* **Objective**
Below are some records. Count the lines with "label" in them and give nothing but the total.

* START *

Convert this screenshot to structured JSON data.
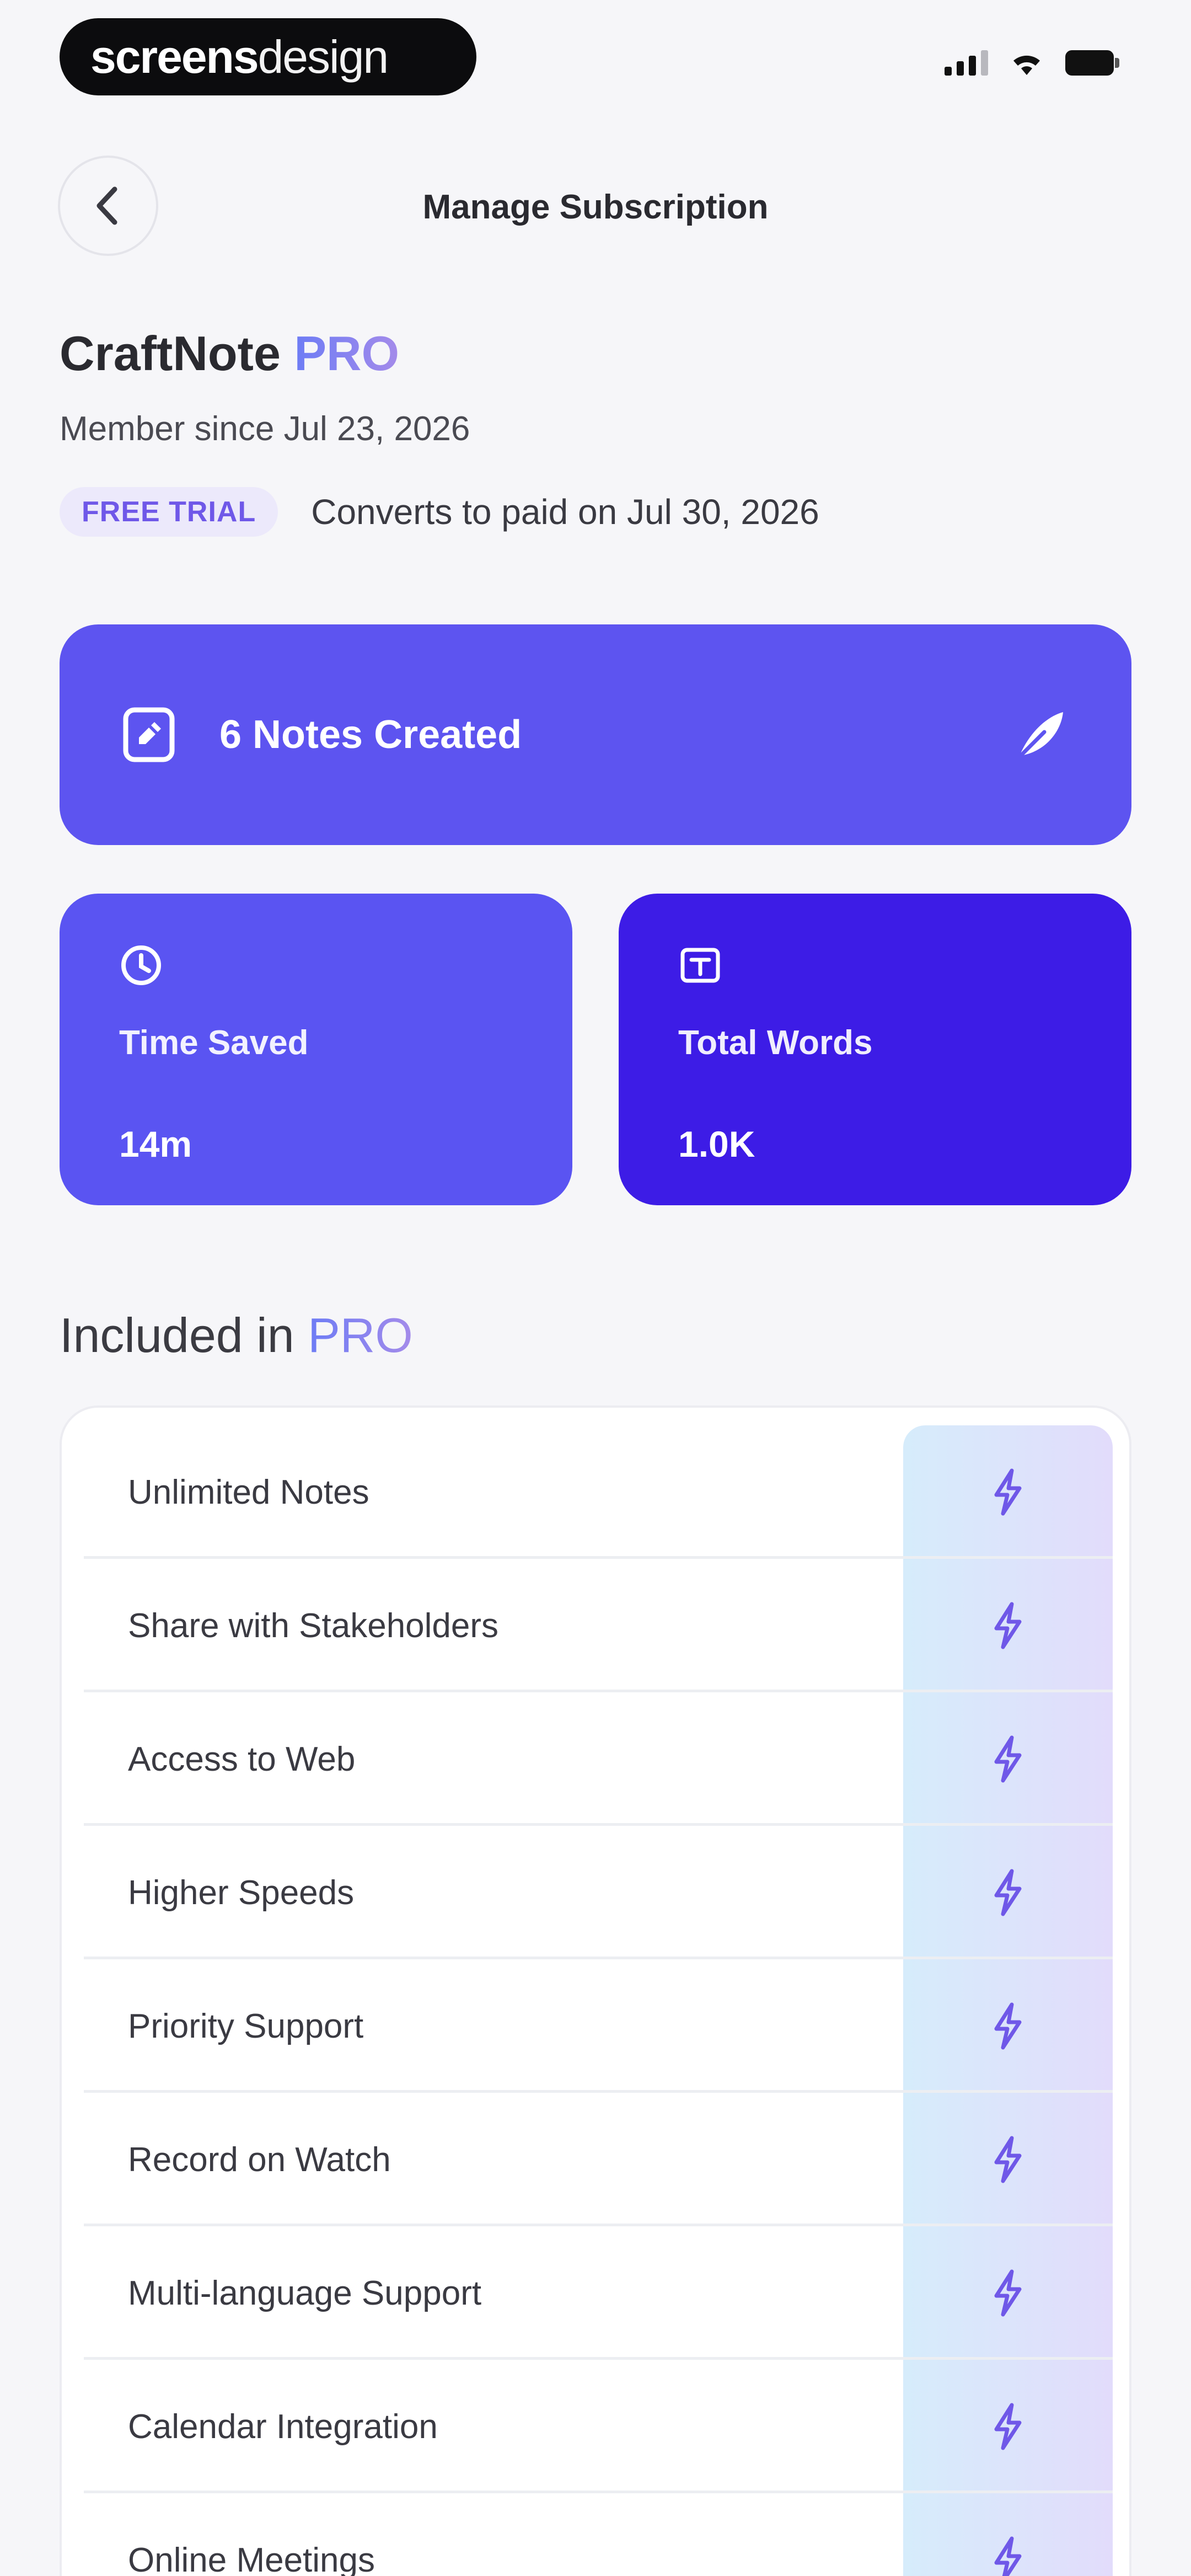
{
  "status_bar": {
    "brand_part1": "screens",
    "brand_part2": "design",
    "icons": [
      "cellular-signal-icon",
      "wifi-icon",
      "battery-icon"
    ]
  },
  "nav": {
    "back_icon": "chevron-left-icon",
    "title": "Manage Subscription"
  },
  "header": {
    "app_name": "CraftNote",
    "plan": "PRO",
    "member_since": "Member since Jul 23, 2026",
    "trial_badge": "FREE TRIAL",
    "trial_text": "Converts to paid on Jul 30, 2026"
  },
  "notes_card": {
    "label": "6 Notes Created",
    "left_icon": "note-icon",
    "right_icon": "feather-icon",
    "color": "#5d54f0"
  },
  "stats": [
    {
      "label": "Time Saved",
      "value": "14m",
      "icon": "clock-icon",
      "color": "#5a54f2"
    },
    {
      "label": "Total Words",
      "value": "1.0K",
      "icon": "text-box-icon",
      "color": "#3d1ce6"
    }
  ],
  "section": {
    "title_prefix": "Included in",
    "title_pro": "PRO"
  },
  "features": [
    {
      "name": "Unlimited Notes",
      "icon": "bolt-icon"
    },
    {
      "name": "Share with Stakeholders",
      "icon": "bolt-icon"
    },
    {
      "name": "Access to Web",
      "icon": "bolt-icon"
    },
    {
      "name": "Higher Speeds",
      "icon": "bolt-icon"
    },
    {
      "name": "Priority Support",
      "icon": "bolt-icon"
    },
    {
      "name": "Record on Watch",
      "icon": "bolt-icon"
    },
    {
      "name": "Multi-language Support",
      "icon": "bolt-icon"
    },
    {
      "name": "Calendar Integration",
      "icon": "bolt-icon"
    },
    {
      "name": "Online Meetings",
      "icon": "bolt-icon"
    }
  ],
  "colors": {
    "accent": "#5d54f0",
    "accent_dark": "#3d1ce6",
    "pro_gradient_start": "#6d7cf5",
    "pro_gradient_end": "#a48bea",
    "bolt": "#6f58e8"
  }
}
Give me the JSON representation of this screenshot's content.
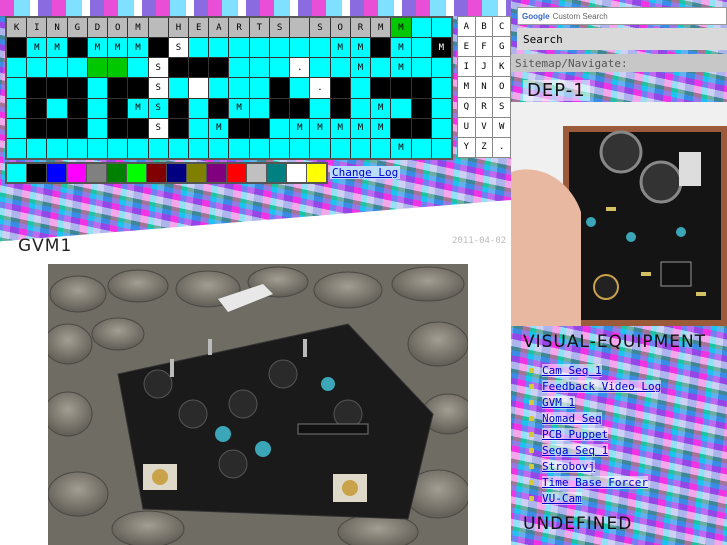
{
  "grid": {
    "rows": [
      [
        [
          "K",
          "gr"
        ],
        [
          "I",
          "gr"
        ],
        [
          "N",
          "gr"
        ],
        [
          "G",
          "gr"
        ],
        [
          "D",
          "gr"
        ],
        [
          "O",
          "gr"
        ],
        [
          "M",
          "gr"
        ],
        [
          "",
          "gr"
        ],
        [
          "H",
          "gr"
        ],
        [
          "E",
          "gr"
        ],
        [
          "A",
          "gr"
        ],
        [
          "R",
          "gr"
        ],
        [
          "T",
          "gr"
        ],
        [
          "S",
          "gr"
        ],
        [
          "",
          "gr"
        ],
        [
          "S",
          "gr"
        ],
        [
          "O",
          "gr"
        ],
        [
          "R",
          "gr"
        ],
        [
          "M",
          "gr"
        ],
        [
          "M",
          "g"
        ],
        [
          "",
          "cy"
        ],
        [
          "",
          "cy"
        ]
      ],
      [
        [
          "",
          "bk"
        ],
        [
          "M",
          "cy"
        ],
        [
          "M",
          "cy"
        ],
        [
          "",
          "bk"
        ],
        [
          "M",
          "cy"
        ],
        [
          "M",
          "cy"
        ],
        [
          "M",
          "cy"
        ],
        [
          "",
          "bk"
        ],
        [
          "S",
          "wh"
        ],
        [
          "",
          "cy"
        ],
        [
          "",
          "cy"
        ],
        [
          "",
          "cy"
        ],
        [
          "",
          "cy"
        ],
        [
          "",
          "cy"
        ],
        [
          "",
          "cy"
        ],
        [
          "",
          "cy"
        ],
        [
          "M",
          "cy"
        ],
        [
          "M",
          "cy"
        ],
        [
          "",
          "bk"
        ],
        [
          "M",
          "cy"
        ],
        [
          "",
          "cy"
        ],
        [
          "M",
          "bk"
        ]
      ],
      [
        [
          "",
          "cy"
        ],
        [
          "",
          "cy"
        ],
        [
          "",
          "cy"
        ],
        [
          "",
          "cy"
        ],
        [
          "",
          "g"
        ],
        [
          "",
          "g"
        ],
        [
          "",
          "cy"
        ],
        [
          "S",
          "wh"
        ],
        [
          "",
          "bk"
        ],
        [
          "",
          "bk"
        ],
        [
          "",
          "bk"
        ],
        [
          "",
          "cy"
        ],
        [
          "",
          "cy"
        ],
        [
          "",
          "cy"
        ],
        [
          ".",
          "wh"
        ],
        [
          "",
          "cy"
        ],
        [
          "",
          "cy"
        ],
        [
          "M",
          "cy"
        ],
        [
          "",
          "cy"
        ],
        [
          "M",
          "cy"
        ],
        [
          "",
          "cy"
        ],
        [
          "",
          "cy"
        ]
      ],
      [
        [
          "",
          "cy"
        ],
        [
          "",
          "bk"
        ],
        [
          "",
          "bk"
        ],
        [
          "",
          "bk"
        ],
        [
          "",
          "cy"
        ],
        [
          "",
          "bk"
        ],
        [
          "",
          "bk"
        ],
        [
          "S",
          "wh"
        ],
        [
          "",
          "cy"
        ],
        [
          "",
          "wh"
        ],
        [
          "",
          "cy"
        ],
        [
          "",
          "cy"
        ],
        [
          "",
          "cy"
        ],
        [
          "",
          "bk"
        ],
        [
          "",
          "cy"
        ],
        [
          ".",
          "wh"
        ],
        [
          "",
          "bk"
        ],
        [
          "",
          "cy"
        ],
        [
          "",
          "bk"
        ],
        [
          "",
          "bk"
        ],
        [
          "",
          "bk"
        ],
        [
          "",
          "cy"
        ]
      ],
      [
        [
          "",
          "cy"
        ],
        [
          "",
          "bk"
        ],
        [
          "",
          "cy"
        ],
        [
          "",
          "bk"
        ],
        [
          "",
          "cy"
        ],
        [
          "",
          "bk"
        ],
        [
          "M",
          "cy"
        ],
        [
          "S",
          "cy"
        ],
        [
          "",
          "bk"
        ],
        [
          "",
          "cy"
        ],
        [
          "",
          "bk"
        ],
        [
          "M",
          "cy"
        ],
        [
          "",
          "cy"
        ],
        [
          "",
          "bk"
        ],
        [
          "",
          "bk"
        ],
        [
          "",
          "cy"
        ],
        [
          "",
          "bk"
        ],
        [
          "",
          "cy"
        ],
        [
          "M",
          "cy"
        ],
        [
          "",
          "cy"
        ],
        [
          "",
          "bk"
        ],
        [
          "",
          "cy"
        ]
      ],
      [
        [
          "",
          "cy"
        ],
        [
          "",
          "bk"
        ],
        [
          "",
          "bk"
        ],
        [
          "",
          "bk"
        ],
        [
          "",
          "cy"
        ],
        [
          "",
          "bk"
        ],
        [
          "",
          "bk"
        ],
        [
          "S",
          "wh"
        ],
        [
          "",
          "bk"
        ],
        [
          "",
          "cy"
        ],
        [
          "M",
          "cy"
        ],
        [
          "",
          "bk"
        ],
        [
          "",
          "bk"
        ],
        [
          "",
          "cy"
        ],
        [
          "M",
          "cy"
        ],
        [
          "M",
          "cy"
        ],
        [
          "M",
          "cy"
        ],
        [
          "M",
          "cy"
        ],
        [
          "M",
          "cy"
        ],
        [
          "",
          "bk"
        ],
        [
          "",
          "bk"
        ],
        [
          "",
          "cy"
        ]
      ],
      [
        [
          "",
          "cy"
        ],
        [
          "",
          "cy"
        ],
        [
          "",
          "cy"
        ],
        [
          "",
          "cy"
        ],
        [
          "",
          "cy"
        ],
        [
          "",
          "cy"
        ],
        [
          "",
          "cy"
        ],
        [
          "",
          "cy"
        ],
        [
          "",
          "cy"
        ],
        [
          "",
          "cy"
        ],
        [
          "",
          "cy"
        ],
        [
          "",
          "cy"
        ],
        [
          "",
          "cy"
        ],
        [
          "",
          "cy"
        ],
        [
          "",
          "cy"
        ],
        [
          "",
          "cy"
        ],
        [
          "",
          "cy"
        ],
        [
          "",
          "cy"
        ],
        [
          "",
          "cy"
        ],
        [
          "M",
          "cy"
        ],
        [
          "",
          "cy"
        ],
        [
          "",
          "cy"
        ]
      ]
    ]
  },
  "palette": [
    "#00ffff",
    "#000000",
    "#0000ff",
    "#ff00ff",
    "#808080",
    "#008000",
    "#00ff00",
    "#800000",
    "#000080",
    "#808000",
    "#800080",
    "#ff0000",
    "#c0c0c0",
    "#008080",
    "#ffffff",
    "#ffff00"
  ],
  "change_log": "Change Log",
  "keys": [
    "A",
    "B",
    "C",
    "E",
    "F",
    "G",
    "I",
    "J",
    "K",
    "M",
    "N",
    "O",
    "Q",
    "R",
    "S",
    "U",
    "V",
    "W",
    "Y",
    "Z",
    "."
  ],
  "sidebar": {
    "search_google": "Google",
    "search_placeholder": "Custom Search",
    "search_button": "Search",
    "sitemap": "Sitemap/Navigate:",
    "dep_title": "DEP-1",
    "visual_title": "VISUAL-EQUIPMENT",
    "visual_items": [
      "Cam Seq 1",
      "Feedback Video Log",
      "GVM 1",
      "Nomad Seq",
      "PCB Puppet",
      "Sega Seq 1",
      "Strobovj",
      "Time Base Forcer",
      "VU-Cam"
    ],
    "undef_title": "UNDEFINED"
  },
  "post": {
    "title": "GVM1",
    "date": "2011-04-02"
  },
  "colors": {
    "link": "#0000cc",
    "accent": "#00ffff"
  }
}
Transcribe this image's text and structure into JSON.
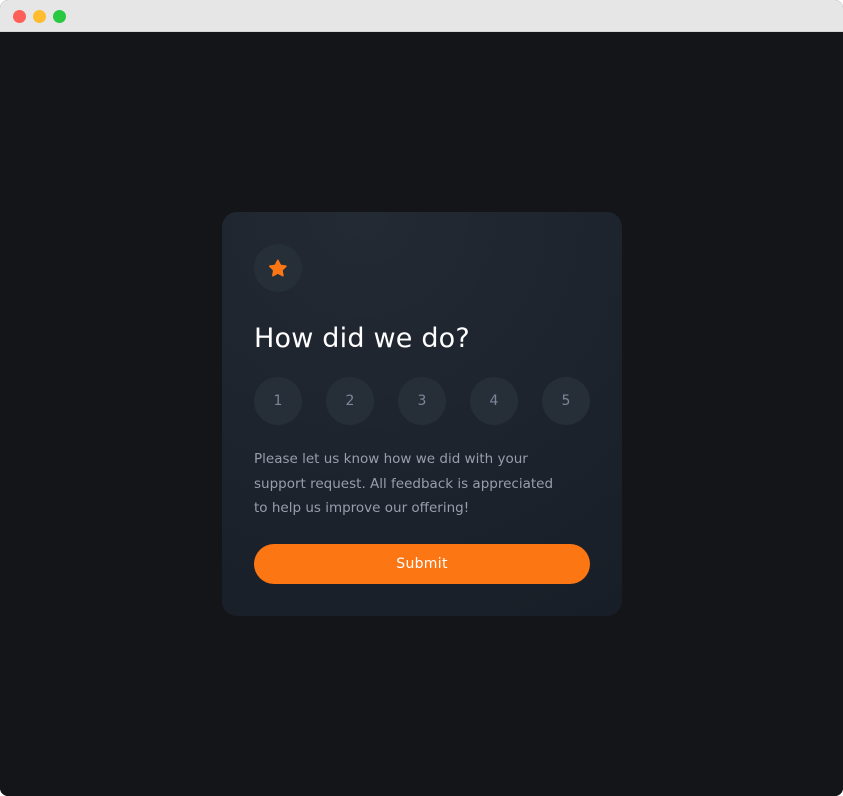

* END *

* **Full solution**
3